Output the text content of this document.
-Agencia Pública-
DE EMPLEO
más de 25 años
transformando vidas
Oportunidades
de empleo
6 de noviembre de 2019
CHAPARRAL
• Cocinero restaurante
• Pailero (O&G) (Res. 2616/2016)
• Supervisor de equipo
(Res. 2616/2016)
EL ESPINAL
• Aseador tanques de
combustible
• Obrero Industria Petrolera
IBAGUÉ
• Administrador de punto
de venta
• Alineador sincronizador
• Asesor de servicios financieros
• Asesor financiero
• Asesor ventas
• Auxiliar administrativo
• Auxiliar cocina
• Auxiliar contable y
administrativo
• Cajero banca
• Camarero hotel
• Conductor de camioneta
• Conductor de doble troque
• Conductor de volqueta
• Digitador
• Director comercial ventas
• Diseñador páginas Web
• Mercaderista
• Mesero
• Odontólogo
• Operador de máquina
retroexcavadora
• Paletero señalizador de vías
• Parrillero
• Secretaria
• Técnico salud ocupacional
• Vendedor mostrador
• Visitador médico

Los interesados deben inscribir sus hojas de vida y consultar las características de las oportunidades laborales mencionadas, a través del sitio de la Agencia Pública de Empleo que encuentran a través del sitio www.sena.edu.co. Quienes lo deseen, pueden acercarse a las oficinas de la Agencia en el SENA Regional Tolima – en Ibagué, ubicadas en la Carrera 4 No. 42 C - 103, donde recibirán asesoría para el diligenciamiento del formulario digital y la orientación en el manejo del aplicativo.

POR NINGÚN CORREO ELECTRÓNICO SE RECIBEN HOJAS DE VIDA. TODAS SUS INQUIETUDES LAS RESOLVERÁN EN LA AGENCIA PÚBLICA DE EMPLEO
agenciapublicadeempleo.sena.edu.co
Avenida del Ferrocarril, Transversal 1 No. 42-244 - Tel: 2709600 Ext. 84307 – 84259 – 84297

# # # #

■ REQUEST ■
Print the records above exactly as they appear.

■ SOLUTION ■
Output the text content of this document.
-Agencia Pública-
DE EMPLEO
más de 25 años
transformando vidas
Oportunidades
de empleo
6 de noviembre de 2019
CHAPARRAL
• Cocinero restaurante
• Pailero (O&G) (Res. 2616/2016)
• Supervisor de equipo
(Res. 2616/2016)
EL ESPINAL
• Aseador tanques de
combustible
• Obrero Industria Petrolera
IBAGUÉ
• Administrador de punto
de venta
• Alineador sincronizador
• Asesor de servicios financieros
• Asesor financiero
• Asesor ventas
• Auxiliar administrativo
• Auxiliar cocina
• Auxiliar contable y
administrativo
• Cajero banca
• Camarero hotel
• Conductor de camioneta
• Conductor de doble troque
• Conductor de volqueta
• Digitador
• Director comercial ventas
• Diseñador páginas Web
• Mercaderista
• Mesero
• Odontólogo
• Operador de máquina
retroexcavadora
• Paletero señalizador de vías
• Parrillero
• Secretaria
• Técnico salud ocupacional
• Vendedor mostrador
• Visitador médico

Los interesados deben inscribir sus hojas de vida y consultar las características de las oportunidades laborales mencionadas, a través del sitio de la Agencia Pública de Empleo que encuentran a través del sitio www.sena.edu.co. Quienes lo deseen, pueden acercarse a las oficinas de la Agencia en el SENA Regional Tolima – en Ibagué, ubicadas en la Carrera 4 No. 42 C - 103, donde recibirán asesoría para el diligenciamiento del formulario digital y la orientación en el manejo del aplicativo.

POR NINGÚN CORREO ELECTRÓNICO SE RECIBEN HOJAS DE VIDA. TODAS SUS INQUIETUDES LAS RESOLVERÁN EN LA AGENCIA PÚBLICA DE EMPLEO
agenciapublicadeempleo.sena.edu.co
Avenida del Ferrocarril, Transversal 1 No. 42-244 - Tel: 2709600 Ext. 84307 – 84259 – 84297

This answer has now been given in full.